INSTRUCTIONS FOR THE TASK. Are you able to retype all the records below exactly?

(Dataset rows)
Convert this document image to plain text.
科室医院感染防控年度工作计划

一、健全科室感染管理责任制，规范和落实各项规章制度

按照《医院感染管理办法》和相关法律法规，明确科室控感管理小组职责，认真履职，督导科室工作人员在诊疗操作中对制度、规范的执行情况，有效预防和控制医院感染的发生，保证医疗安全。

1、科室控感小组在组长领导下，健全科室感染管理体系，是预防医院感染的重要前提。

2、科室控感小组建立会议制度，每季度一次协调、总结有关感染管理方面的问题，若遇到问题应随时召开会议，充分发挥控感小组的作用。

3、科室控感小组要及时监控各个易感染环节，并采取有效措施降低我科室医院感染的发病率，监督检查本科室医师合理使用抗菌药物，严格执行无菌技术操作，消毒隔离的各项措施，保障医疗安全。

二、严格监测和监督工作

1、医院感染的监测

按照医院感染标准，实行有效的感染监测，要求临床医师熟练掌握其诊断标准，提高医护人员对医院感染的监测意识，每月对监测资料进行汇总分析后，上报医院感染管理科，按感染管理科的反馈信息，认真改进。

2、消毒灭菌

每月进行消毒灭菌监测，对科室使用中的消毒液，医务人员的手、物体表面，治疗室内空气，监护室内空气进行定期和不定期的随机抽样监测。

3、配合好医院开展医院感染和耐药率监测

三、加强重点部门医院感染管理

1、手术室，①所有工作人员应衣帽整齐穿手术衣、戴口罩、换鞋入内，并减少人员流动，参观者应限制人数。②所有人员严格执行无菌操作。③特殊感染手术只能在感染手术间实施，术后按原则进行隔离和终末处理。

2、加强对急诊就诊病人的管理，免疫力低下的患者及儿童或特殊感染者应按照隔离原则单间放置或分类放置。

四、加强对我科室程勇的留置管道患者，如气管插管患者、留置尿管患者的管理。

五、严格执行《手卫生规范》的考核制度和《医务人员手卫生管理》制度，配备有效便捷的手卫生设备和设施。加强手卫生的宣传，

OUTPUT.
Convert this document image to plain text.
科室医院感染防控年度工作计划

一、健全科室感染管理责任制，规范和落实各项规章制度

按照《医院感染管理办法》和相关法律法规，明确科室控感管理小组职责，认真履职，督导科室工作人员在诊疗操作中对制度、规范的执行情况，有效预防和控制医院感染的发生，保证医疗安全。

1、科室控感小组在组长领导下，健全科室感染管理体系，是预防医院感染的重要前提。

2、科室控感小组建立会议制度，每季度一次协调、总结有关感染管理方面的问题，若遇到问题应随时召开会议，充分发挥控感小组的作用。

3、科室控感小组要及时监控各个易感染环节，并采取有效措施降低我科室医院感染的发病率，监督检查本科室医师合理使用抗菌药物，严格执行无菌技术操作，消毒隔离的各项措施，保障医疗安全。

二、严格监测和监督工作

1、医院感染的监测

按照医院感染标准，实行有效的感染监测，要求临床医师熟练掌握其诊断标准，提高医护人员对医院感染的监测意识，每月对监测资料进行汇总分析后，上报医院感染管理科，按感染管理科的反馈信息，认真改进。

2、消毒灭菌

每月进行消毒灭菌监测，对科室使用中的消毒液，医务人员的手、物体表面，治疗室内空气，监护室内空气进行定期和不定期的随机抽样监测。

3、配合好医院开展医院感染和耐药率监测

三、加强重点部门医院感染管理

1、手术室，①所有工作人员应衣帽整齐穿手术衣、戴口罩、换鞋入内，并减少人员流动，参观者应限制人数。②所有人员严格执行无菌操作。③特殊感染手术只能在感染手术间实施，术后按原则进行隔离和终末处理。

2、加强对急诊就诊病人的管理，免疫力低下的患者及儿童或特殊感染者应按照隔离原则单间放置或分类放置。

四、加强对我科室程勇的留置管道患者，如气管插管患者、留置尿管患者的管理。

五、严格执行《手卫生规范》的考核制度和《医务人员手卫生管理》制度，配备有效便捷的手卫生设备和设施。加强手卫生的宣传，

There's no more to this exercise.